> [Stated exercise] Give back all the data exactly, line by line.
--- Start of Supplied data ---
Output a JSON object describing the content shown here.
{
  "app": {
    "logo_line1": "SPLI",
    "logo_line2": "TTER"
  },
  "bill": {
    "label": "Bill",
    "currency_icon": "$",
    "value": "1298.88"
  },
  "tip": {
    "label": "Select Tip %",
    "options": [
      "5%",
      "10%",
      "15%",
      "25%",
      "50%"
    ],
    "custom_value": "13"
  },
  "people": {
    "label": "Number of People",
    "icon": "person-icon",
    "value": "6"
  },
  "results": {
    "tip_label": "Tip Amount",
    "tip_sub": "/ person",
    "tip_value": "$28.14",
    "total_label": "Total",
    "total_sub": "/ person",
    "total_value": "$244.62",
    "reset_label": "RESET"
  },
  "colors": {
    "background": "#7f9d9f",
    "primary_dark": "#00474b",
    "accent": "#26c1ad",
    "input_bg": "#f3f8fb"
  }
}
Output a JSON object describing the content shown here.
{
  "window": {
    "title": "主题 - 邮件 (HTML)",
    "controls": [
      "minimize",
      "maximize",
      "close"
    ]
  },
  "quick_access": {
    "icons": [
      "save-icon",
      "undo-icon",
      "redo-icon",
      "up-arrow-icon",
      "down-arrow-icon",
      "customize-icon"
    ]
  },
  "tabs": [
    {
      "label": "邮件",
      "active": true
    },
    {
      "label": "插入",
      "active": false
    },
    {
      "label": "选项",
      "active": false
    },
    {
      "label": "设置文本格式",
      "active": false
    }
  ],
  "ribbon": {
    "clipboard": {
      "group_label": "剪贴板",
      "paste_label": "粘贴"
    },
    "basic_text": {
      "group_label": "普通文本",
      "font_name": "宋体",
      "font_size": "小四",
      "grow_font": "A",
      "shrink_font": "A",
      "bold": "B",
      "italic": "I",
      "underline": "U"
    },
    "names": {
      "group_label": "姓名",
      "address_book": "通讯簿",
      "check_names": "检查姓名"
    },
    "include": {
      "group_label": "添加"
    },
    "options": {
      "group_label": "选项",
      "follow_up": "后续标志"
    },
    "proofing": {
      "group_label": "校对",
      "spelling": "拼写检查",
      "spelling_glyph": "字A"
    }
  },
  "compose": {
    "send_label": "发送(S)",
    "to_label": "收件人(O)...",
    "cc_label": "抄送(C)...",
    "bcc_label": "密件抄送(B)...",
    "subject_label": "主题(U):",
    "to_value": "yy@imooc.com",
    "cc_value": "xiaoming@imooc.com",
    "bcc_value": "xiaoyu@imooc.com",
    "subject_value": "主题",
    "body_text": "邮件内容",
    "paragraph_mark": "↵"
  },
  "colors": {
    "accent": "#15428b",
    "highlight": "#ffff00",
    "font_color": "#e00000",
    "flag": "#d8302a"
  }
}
--- End of Supplied data ---
> [Output for this exercise]
Output a JSON object describing the content shown here.
{
  "app": {
    "logo_line1": "SPLI",
    "logo_line2": "TTER"
  },
  "bill": {
    "label": "Bill",
    "currency_icon": "$",
    "value": "1298.88"
  },
  "tip": {
    "label": "Select Tip %",
    "options": [
      "5%",
      "10%",
      "15%",
      "25%",
      "50%"
    ],
    "custom_value": "13"
  },
  "people": {
    "label": "Number of People",
    "icon": "person-icon",
    "value": "6"
  },
  "results": {
    "tip_label": "Tip Amount",
    "tip_sub": "/ person",
    "tip_value": "$28.14",
    "total_label": "Total",
    "total_sub": "/ person",
    "total_value": "$244.62",
    "reset_label": "RESET"
  },
  "colors": {
    "background": "#7f9d9f",
    "primary_dark": "#00474b",
    "accent": "#26c1ad",
    "input_bg": "#f3f8fb"
  }
}
Output a JSON object describing the content shown here.
{
  "window": {
    "title": "主题 - 邮件 (HTML)",
    "controls": [
      "minimize",
      "maximize",
      "close"
    ]
  },
  "quick_access": {
    "icons": [
      "save-icon",
      "undo-icon",
      "redo-icon",
      "up-arrow-icon",
      "down-arrow-icon",
      "customize-icon"
    ]
  },
  "tabs": [
    {
      "label": "邮件",
      "active": true
    },
    {
      "label": "插入",
      "active": false
    },
    {
      "label": "选项",
      "active": false
    },
    {
      "label": "设置文本格式",
      "active": false
    }
  ],
  "ribbon": {
    "clipboard": {
      "group_label": "剪贴板",
      "paste_label": "粘贴"
    },
    "basic_text": {
      "group_label": "普通文本",
      "font_name": "宋体",
      "font_size": "小四",
      "grow_font": "A",
      "shrink_font": "A",
      "bold": "B",
      "italic": "I",
      "underline": "U"
    },
    "names": {
      "group_label": "姓名",
      "address_book": "通讯簿",
      "check_names": "检查姓名"
    },
    "include": {
      "group_label": "添加"
    },
    "options": {
      "group_label": "选项",
      "follow_up": "后续标志"
    },
    "proofing": {
      "group_label": "校对",
      "spelling": "拼写检查",
      "spelling_glyph": "字A"
    }
  },
  "compose": {
    "send_label": "发送(S)",
    "to_label": "收件人(O)...",
    "cc_label": "抄送(C)...",
    "bcc_label": "密件抄送(B)...",
    "subject_label": "主题(U):",
    "to_value": "yy@imooc.com",
    "cc_value": "xiaoming@imooc.com",
    "bcc_value": "xiaoyu@imooc.com",
    "subject_value": "主题",
    "body_text": "邮件内容",
    "paragraph_mark": "↵"
  },
  "colors": {
    "accent": "#15428b",
    "highlight": "#ffff00",
    "font_color": "#e00000",
    "flag": "#d8302a"
  }
}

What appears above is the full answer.